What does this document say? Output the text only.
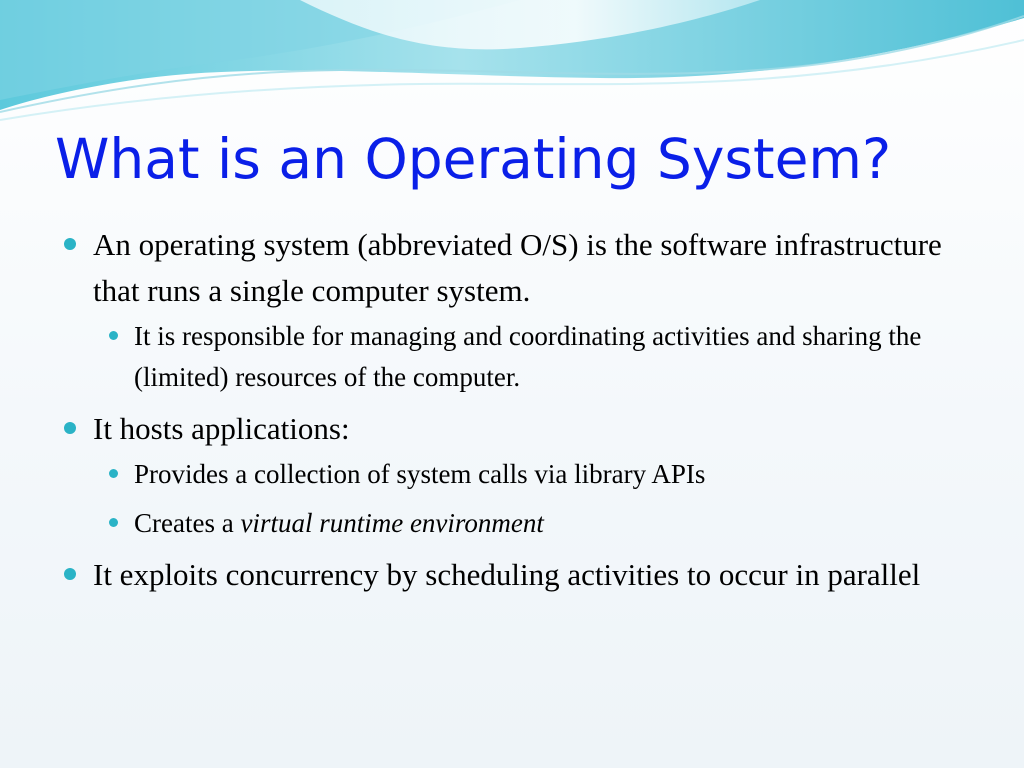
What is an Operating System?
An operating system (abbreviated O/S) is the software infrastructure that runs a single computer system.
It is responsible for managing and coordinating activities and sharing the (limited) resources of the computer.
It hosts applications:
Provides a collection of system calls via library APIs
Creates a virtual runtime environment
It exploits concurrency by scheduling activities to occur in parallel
---
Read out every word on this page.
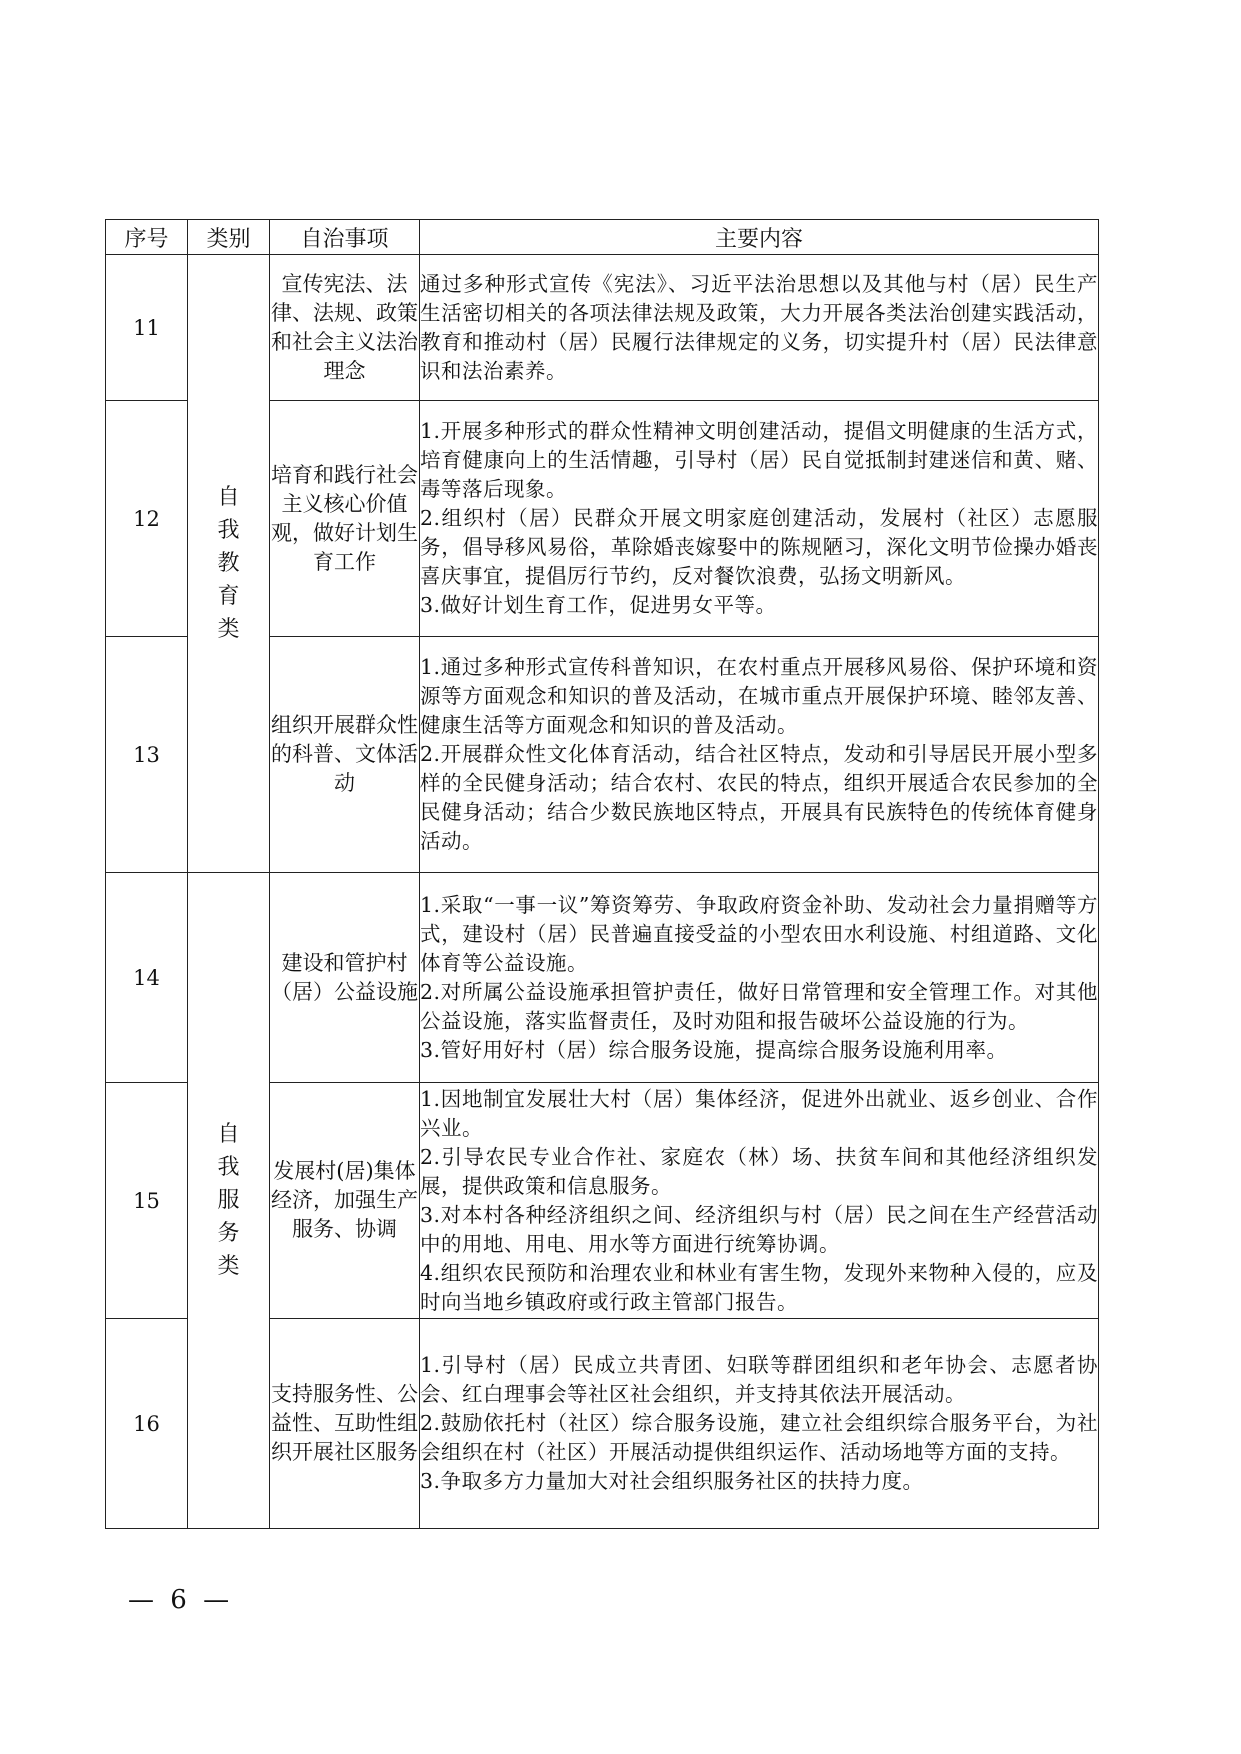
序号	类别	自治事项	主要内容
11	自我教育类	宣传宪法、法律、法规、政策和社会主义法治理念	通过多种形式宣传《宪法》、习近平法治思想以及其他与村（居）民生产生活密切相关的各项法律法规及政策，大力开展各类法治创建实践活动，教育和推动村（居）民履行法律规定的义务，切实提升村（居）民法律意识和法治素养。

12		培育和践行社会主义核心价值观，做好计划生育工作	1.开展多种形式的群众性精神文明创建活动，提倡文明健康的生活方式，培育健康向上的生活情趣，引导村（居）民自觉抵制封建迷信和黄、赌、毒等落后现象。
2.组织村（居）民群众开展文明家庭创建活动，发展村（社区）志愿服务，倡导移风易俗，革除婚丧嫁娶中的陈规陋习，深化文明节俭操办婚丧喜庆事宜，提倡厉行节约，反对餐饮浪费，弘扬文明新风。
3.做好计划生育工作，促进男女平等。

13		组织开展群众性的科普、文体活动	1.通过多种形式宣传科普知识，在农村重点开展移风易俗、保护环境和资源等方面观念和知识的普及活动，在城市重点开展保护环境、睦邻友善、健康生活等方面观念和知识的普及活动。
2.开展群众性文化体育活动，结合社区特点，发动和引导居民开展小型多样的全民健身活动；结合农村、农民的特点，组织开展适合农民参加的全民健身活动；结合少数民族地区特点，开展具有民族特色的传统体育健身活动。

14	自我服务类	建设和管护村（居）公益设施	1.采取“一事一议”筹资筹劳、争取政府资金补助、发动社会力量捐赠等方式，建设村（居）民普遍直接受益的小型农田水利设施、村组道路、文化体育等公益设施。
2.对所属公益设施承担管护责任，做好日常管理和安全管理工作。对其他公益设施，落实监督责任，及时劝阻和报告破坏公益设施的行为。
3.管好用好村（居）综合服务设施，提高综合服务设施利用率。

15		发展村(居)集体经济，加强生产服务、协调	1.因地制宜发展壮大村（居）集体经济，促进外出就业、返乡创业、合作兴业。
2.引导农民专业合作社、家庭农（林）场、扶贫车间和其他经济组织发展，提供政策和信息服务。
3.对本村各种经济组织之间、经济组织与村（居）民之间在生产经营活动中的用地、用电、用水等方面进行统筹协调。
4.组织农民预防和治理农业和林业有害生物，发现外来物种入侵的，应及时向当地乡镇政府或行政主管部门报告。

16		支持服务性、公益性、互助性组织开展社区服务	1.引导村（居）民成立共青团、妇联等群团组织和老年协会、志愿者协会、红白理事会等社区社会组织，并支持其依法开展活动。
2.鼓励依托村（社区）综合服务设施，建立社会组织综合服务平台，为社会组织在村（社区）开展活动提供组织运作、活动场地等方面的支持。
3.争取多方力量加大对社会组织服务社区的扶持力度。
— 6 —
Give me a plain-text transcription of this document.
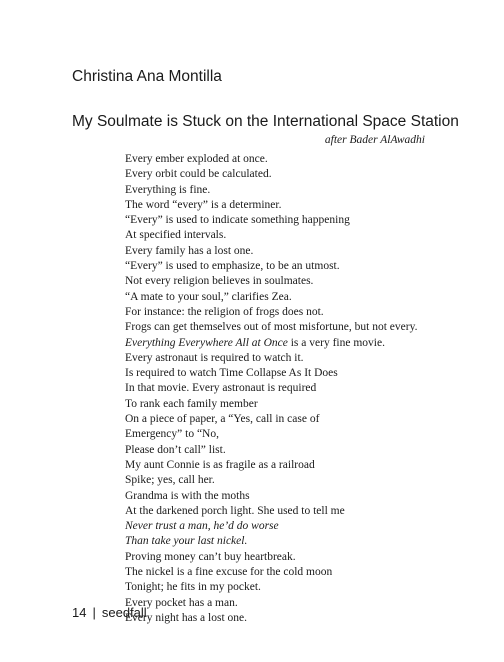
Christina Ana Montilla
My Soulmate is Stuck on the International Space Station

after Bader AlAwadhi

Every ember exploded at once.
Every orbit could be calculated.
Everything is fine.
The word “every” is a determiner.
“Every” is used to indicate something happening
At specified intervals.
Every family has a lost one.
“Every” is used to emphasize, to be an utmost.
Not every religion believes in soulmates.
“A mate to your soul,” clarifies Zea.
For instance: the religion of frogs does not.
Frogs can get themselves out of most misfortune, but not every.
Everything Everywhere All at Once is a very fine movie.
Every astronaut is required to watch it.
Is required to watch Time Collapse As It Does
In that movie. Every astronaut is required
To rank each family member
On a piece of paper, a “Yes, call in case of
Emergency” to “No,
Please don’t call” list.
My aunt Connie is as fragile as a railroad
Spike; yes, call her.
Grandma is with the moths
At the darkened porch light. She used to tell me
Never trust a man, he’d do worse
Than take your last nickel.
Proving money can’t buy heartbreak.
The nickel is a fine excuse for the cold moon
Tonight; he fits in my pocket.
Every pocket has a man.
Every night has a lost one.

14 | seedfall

Task description ->
Copy every line in the listing above where the string "综合服务设施" turns up.

Correct answer ->
3.管好用好村（居）综合服务设施，提高综合服务设施利用率。
2.鼓励依托村（社区）综合服务设施，建立社会组织综合服务平台，为社会组织在村（社区）开展活动提供组织运作、活动场地等方面的支持。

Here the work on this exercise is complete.